▶ TASK BRIEF
Narrow the data below down to the lines containing "Unió".

··········

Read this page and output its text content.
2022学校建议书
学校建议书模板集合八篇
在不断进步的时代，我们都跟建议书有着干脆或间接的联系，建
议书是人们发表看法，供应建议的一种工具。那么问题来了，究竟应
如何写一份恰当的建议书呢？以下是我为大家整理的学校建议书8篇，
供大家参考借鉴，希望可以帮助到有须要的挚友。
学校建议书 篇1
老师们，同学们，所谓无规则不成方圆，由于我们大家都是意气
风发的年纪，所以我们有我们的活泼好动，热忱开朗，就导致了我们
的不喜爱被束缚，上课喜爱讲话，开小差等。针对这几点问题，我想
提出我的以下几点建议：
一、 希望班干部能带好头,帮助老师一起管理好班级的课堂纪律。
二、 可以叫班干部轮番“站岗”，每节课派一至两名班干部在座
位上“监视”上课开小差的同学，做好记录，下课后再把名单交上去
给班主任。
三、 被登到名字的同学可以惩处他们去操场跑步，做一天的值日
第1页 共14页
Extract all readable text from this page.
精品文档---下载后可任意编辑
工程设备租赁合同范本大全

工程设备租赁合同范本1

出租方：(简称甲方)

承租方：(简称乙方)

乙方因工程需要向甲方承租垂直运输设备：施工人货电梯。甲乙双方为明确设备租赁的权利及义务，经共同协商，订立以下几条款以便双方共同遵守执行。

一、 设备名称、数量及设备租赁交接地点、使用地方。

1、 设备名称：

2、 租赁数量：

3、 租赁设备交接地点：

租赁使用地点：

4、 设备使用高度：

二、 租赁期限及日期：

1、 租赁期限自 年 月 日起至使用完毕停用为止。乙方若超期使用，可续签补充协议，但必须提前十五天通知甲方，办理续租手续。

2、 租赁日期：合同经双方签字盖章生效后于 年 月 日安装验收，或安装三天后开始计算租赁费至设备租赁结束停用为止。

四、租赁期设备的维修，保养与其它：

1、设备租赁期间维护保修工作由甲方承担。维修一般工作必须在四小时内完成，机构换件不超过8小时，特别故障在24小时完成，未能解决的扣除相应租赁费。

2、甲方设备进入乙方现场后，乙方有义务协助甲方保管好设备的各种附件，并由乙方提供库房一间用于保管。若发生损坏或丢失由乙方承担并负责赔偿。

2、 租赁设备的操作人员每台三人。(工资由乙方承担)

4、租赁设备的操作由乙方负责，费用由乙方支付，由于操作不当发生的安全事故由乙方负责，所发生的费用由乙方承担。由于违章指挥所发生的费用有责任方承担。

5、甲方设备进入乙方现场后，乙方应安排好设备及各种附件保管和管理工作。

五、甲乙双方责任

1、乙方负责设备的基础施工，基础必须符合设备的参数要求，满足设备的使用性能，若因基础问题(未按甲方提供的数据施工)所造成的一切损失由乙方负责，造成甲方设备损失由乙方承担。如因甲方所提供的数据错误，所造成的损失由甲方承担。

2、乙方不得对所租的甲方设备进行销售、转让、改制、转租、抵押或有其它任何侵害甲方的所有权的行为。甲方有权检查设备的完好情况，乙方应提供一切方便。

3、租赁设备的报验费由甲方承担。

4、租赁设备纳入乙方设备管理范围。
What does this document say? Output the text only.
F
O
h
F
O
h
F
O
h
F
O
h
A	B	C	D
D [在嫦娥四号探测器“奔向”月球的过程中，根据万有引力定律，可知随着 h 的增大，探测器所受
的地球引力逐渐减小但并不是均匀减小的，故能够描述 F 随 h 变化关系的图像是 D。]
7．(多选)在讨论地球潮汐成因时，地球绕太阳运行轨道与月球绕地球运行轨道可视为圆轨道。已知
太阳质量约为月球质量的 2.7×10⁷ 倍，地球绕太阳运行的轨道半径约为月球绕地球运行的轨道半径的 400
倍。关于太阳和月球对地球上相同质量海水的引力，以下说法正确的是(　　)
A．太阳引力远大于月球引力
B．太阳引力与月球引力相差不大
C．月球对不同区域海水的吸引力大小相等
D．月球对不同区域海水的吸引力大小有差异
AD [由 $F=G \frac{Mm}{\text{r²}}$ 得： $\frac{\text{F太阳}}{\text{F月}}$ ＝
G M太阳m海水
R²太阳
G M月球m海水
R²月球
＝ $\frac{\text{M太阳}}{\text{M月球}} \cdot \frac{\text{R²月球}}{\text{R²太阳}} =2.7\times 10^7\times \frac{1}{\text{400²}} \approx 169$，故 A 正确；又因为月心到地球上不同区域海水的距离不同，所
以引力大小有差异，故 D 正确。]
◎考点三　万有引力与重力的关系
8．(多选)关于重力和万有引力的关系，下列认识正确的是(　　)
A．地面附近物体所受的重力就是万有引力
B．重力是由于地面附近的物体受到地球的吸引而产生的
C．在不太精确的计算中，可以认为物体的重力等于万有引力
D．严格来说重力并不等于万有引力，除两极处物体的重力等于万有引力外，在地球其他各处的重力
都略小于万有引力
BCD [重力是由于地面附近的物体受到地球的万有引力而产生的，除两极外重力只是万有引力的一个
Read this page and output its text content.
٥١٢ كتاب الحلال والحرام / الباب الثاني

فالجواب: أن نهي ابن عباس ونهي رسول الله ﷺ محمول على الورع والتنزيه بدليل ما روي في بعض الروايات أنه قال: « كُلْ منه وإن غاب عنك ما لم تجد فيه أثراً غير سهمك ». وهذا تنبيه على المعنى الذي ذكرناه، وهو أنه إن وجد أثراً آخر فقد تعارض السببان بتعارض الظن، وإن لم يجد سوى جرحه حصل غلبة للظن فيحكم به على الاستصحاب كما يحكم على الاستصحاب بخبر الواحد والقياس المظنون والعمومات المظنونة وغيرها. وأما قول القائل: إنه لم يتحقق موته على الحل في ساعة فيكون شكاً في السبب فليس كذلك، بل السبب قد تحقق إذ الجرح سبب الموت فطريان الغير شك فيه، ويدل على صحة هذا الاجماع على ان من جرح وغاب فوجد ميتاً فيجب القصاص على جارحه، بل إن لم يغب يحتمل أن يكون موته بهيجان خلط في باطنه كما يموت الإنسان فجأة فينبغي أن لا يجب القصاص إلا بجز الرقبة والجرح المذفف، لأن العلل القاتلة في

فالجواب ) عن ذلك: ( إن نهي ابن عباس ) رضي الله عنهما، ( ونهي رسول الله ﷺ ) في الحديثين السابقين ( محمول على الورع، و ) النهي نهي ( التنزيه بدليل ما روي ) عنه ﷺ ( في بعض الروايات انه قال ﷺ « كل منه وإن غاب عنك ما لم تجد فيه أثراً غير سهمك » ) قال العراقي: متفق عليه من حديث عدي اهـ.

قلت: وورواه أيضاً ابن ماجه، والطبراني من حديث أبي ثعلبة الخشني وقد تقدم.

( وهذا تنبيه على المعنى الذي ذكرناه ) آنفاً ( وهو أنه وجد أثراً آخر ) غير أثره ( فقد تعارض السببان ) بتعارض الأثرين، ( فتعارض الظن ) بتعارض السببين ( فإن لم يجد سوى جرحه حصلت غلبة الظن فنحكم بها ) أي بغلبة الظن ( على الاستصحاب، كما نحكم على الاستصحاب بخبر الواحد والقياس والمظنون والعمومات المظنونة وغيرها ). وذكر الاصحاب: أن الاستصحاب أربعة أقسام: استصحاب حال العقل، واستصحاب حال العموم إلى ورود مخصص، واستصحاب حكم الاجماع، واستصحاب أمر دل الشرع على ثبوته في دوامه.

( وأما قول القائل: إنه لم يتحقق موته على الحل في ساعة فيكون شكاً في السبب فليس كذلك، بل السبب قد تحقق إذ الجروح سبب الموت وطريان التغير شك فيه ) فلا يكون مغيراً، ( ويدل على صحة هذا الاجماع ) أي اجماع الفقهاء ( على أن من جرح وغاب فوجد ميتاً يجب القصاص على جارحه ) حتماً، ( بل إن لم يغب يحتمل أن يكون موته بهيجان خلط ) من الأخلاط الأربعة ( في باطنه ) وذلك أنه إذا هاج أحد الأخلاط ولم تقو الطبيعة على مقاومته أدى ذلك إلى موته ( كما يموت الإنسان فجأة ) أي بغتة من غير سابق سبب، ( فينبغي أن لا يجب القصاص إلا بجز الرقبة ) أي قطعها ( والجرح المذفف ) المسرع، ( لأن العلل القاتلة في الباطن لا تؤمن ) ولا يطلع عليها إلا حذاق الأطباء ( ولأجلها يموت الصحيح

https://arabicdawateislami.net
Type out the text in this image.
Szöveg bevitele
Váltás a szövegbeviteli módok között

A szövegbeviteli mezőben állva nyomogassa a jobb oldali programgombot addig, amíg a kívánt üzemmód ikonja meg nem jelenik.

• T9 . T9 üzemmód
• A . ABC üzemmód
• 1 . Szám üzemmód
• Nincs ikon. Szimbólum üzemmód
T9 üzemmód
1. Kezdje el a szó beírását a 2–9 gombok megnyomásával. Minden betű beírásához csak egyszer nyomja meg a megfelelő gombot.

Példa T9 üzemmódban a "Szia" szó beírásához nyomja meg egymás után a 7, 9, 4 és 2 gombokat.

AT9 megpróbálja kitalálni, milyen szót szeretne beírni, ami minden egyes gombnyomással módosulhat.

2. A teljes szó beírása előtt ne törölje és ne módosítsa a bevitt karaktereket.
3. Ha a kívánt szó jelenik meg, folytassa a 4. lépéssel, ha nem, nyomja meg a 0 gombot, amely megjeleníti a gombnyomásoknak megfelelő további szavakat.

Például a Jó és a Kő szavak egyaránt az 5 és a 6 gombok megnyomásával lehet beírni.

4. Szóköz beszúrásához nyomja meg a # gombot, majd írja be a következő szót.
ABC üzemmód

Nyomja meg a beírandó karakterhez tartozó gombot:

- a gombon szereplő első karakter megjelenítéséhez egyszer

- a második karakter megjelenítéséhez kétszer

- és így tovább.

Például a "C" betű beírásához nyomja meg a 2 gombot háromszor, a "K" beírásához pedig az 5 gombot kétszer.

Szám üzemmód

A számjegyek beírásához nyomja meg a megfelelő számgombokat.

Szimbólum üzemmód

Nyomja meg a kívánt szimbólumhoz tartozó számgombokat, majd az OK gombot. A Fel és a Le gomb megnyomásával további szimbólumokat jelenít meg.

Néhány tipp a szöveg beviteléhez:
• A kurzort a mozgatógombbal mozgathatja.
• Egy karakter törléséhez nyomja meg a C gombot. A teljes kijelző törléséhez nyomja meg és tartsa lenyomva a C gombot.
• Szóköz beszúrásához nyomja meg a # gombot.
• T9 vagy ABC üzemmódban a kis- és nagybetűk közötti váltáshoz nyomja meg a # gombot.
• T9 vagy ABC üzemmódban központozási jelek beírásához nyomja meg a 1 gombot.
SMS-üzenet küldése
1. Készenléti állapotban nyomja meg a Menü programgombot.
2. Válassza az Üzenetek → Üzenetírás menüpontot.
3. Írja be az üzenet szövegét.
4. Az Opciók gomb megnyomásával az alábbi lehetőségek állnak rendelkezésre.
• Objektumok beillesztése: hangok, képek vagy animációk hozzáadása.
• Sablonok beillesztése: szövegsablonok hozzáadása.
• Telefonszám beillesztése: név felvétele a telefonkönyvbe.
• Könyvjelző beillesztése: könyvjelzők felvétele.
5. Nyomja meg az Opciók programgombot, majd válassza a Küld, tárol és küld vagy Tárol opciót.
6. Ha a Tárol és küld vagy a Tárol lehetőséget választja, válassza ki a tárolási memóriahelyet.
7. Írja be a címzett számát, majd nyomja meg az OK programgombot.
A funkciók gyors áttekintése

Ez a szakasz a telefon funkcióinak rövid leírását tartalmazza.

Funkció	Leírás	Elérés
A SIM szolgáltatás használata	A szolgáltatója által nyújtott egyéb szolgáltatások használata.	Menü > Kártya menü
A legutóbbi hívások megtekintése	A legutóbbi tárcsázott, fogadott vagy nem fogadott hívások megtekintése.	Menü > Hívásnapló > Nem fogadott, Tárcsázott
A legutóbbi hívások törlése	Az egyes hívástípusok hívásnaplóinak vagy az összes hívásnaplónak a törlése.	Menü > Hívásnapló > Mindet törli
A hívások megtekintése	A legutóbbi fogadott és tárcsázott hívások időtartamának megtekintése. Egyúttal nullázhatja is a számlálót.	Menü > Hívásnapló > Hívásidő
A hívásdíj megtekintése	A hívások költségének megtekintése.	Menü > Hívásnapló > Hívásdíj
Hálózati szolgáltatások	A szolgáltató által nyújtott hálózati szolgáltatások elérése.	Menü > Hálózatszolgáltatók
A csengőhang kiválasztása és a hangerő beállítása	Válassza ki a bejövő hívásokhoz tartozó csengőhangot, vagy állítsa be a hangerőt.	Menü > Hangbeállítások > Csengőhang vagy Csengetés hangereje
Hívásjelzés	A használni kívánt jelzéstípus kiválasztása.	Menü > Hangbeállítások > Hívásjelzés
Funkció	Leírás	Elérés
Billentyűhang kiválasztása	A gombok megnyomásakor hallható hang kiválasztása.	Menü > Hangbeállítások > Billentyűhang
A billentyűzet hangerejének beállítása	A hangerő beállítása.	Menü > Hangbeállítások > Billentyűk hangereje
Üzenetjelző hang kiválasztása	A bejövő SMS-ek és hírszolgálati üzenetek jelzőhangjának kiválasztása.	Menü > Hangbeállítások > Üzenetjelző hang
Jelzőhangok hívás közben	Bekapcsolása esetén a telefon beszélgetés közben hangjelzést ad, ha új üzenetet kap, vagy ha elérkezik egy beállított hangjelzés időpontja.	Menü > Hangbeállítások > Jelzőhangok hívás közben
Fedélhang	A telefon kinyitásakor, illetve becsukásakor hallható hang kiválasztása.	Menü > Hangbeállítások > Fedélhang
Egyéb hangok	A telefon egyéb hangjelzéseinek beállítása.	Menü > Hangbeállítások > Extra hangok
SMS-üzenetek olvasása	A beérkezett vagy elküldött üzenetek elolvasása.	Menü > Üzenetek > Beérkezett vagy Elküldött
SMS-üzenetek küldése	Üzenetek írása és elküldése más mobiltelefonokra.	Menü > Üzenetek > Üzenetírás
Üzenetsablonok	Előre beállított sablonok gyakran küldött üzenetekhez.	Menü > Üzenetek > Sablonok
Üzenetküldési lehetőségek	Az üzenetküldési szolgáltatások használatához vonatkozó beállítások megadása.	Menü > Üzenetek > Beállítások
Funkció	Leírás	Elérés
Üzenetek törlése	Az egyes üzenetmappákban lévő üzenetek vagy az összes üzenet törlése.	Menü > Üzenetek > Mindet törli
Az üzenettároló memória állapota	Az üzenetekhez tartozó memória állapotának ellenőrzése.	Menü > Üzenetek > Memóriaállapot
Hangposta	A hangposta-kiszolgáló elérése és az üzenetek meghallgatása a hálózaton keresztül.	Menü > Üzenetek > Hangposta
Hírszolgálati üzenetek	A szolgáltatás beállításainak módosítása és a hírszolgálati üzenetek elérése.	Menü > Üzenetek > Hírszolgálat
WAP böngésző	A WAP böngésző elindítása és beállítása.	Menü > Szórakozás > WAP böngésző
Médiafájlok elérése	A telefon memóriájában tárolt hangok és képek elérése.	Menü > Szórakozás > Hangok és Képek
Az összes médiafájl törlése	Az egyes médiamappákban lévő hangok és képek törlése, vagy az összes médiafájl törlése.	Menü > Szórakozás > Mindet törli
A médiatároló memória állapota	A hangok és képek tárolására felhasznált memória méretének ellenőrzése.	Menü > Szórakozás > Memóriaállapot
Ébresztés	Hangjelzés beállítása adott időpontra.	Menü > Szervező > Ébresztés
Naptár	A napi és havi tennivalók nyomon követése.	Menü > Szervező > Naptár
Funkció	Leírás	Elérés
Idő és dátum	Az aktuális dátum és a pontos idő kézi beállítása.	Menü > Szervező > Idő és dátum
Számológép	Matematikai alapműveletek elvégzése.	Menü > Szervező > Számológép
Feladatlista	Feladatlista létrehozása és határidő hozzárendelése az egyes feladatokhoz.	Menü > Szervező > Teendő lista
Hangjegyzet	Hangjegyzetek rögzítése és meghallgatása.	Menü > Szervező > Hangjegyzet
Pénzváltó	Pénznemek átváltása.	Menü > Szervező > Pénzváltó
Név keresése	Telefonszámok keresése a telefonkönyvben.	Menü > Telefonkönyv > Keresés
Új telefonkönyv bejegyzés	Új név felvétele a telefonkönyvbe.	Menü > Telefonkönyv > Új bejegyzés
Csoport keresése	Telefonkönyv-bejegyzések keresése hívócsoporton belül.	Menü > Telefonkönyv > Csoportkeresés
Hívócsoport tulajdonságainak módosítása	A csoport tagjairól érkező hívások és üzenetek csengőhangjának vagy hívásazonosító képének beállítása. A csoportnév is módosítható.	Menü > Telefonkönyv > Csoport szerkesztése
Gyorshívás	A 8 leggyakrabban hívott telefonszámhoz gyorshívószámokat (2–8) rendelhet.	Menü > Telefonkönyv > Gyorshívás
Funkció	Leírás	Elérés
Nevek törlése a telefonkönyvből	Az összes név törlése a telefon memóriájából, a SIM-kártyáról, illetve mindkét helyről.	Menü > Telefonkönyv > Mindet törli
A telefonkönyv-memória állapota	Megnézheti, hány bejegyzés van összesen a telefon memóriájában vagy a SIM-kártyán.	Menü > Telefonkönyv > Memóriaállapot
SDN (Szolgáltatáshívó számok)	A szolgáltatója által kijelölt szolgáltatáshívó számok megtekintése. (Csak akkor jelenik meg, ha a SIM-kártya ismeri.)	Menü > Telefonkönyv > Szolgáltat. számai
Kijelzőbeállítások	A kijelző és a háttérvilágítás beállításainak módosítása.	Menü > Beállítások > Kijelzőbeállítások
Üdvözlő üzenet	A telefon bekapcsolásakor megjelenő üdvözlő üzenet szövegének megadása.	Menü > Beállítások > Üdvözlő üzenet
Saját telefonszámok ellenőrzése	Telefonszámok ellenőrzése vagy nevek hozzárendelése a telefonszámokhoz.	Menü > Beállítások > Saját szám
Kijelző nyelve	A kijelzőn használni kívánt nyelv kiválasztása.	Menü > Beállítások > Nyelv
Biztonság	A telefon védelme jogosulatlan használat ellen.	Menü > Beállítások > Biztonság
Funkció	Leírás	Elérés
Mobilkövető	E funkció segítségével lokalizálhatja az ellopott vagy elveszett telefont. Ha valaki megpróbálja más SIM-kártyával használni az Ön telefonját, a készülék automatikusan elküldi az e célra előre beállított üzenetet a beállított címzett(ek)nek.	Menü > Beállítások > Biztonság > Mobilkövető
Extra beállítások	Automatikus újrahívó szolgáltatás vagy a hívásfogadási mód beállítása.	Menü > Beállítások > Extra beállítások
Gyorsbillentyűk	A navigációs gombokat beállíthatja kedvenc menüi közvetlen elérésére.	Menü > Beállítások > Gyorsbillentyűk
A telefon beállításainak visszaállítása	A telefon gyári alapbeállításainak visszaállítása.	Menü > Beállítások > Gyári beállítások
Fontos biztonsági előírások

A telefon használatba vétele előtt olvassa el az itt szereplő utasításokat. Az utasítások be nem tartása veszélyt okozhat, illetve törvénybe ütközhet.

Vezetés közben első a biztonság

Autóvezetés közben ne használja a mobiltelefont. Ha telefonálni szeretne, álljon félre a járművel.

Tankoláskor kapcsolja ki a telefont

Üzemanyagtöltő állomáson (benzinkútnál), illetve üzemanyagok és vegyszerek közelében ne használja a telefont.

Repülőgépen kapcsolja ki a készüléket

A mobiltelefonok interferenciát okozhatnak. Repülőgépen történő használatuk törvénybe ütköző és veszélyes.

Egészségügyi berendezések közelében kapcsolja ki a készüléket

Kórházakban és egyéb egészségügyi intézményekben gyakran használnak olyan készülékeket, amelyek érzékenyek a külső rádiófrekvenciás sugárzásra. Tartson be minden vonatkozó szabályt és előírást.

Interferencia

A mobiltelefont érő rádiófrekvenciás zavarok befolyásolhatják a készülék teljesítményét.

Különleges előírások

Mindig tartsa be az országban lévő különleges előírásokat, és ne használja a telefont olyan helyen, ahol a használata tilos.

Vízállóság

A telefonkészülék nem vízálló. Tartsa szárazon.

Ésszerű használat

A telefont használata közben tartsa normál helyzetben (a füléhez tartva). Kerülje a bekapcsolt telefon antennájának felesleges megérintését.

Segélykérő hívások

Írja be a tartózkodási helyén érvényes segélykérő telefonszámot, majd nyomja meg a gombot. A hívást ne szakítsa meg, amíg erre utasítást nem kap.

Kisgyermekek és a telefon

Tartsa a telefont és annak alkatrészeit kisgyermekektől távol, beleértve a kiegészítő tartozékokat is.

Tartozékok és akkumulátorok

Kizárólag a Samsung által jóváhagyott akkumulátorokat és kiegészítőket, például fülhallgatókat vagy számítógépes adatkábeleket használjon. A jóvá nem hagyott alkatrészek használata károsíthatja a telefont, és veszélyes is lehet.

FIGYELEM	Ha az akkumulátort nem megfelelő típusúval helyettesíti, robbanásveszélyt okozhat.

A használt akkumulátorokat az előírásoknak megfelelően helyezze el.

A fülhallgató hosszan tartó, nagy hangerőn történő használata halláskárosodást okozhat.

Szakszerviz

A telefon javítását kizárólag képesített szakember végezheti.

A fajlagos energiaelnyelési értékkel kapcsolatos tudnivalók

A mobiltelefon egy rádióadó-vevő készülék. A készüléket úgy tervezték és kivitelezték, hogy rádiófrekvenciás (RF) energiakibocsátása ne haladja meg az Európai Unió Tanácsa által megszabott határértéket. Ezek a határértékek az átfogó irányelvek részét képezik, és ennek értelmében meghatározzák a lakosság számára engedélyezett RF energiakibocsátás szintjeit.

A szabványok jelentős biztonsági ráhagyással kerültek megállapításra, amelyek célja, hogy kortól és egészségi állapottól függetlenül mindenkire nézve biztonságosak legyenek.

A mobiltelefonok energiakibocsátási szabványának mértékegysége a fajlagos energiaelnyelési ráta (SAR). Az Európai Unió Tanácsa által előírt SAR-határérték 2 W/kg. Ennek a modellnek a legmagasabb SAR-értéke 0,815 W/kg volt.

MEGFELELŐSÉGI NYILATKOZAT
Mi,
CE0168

··········

▶ IN RESPONSE
A mobiltelefon egy rádióadó-vevő készülék. A készüléket úgy tervezték és kivitelezték, hogy rádiófrekvenciás (RF) energiakibocsátása ne haladja meg az Európai Unió Tanácsa által megszabott határértéket. Ezek a határértékek az átfogó irányelvek részét képezik, és ennek értelmében meghatározzák a lakosság számára engedélyezett RF energiakibocsátás szintjeit.
A mobiltelefonok energiakibocsátási szabványának mértékegysége a fajlagos energiaelnyelési ráta (SAR). Az Európai Unió Tanácsa által előírt SAR-határérték 2 W/kg. Ennek a modellnek a legmagasabb SAR-értéke 0,815 W/kg volt.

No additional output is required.